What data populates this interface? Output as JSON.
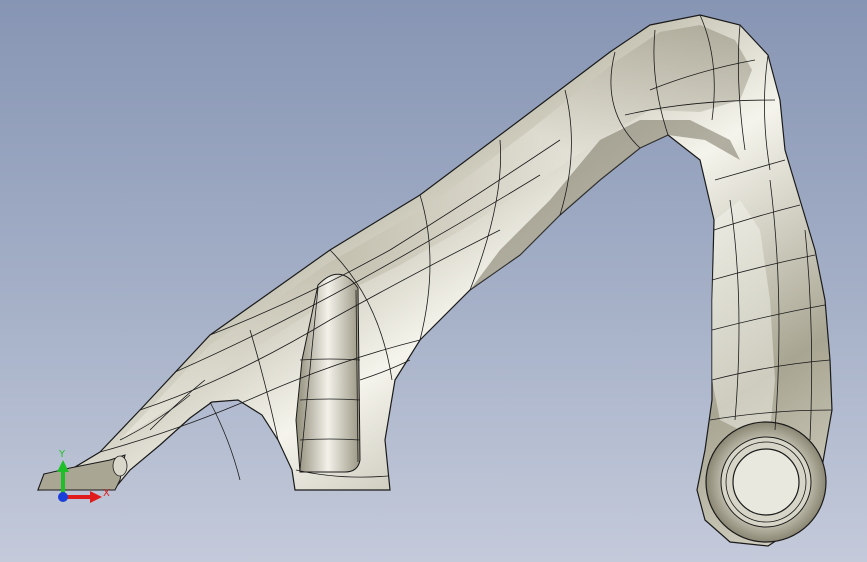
{
  "view": {
    "background_top": "#8795b4",
    "background_bottom": "#c4cada",
    "model_fill": "#c9c6b6",
    "model_highlight": "#f4f2ea",
    "model_shadow": "#77735f",
    "edge_color": "#1a1a1a"
  },
  "triad": {
    "x_label": "X",
    "y_label": "Y",
    "x_color": "#e01b1b",
    "y_color": "#1fbf2a",
    "z_color": "#1a3fd8"
  }
}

PROBLEM — Reproduce the material word for word, minus the images.

WRITTEN SOLUTION —
What data populates this interface? Output as JSON.
{
  "view": {
    "background_top": "#8795b4",
    "background_bottom": "#c4cada",
    "model_fill": "#c9c6b6",
    "model_highlight": "#f4f2ea",
    "model_shadow": "#77735f",
    "edge_color": "#1a1a1a"
  },
  "triad": {
    "x_label": "X",
    "y_label": "Y",
    "x_color": "#e01b1b",
    "y_color": "#1fbf2a",
    "z_color": "#1a3fd8"
  }
}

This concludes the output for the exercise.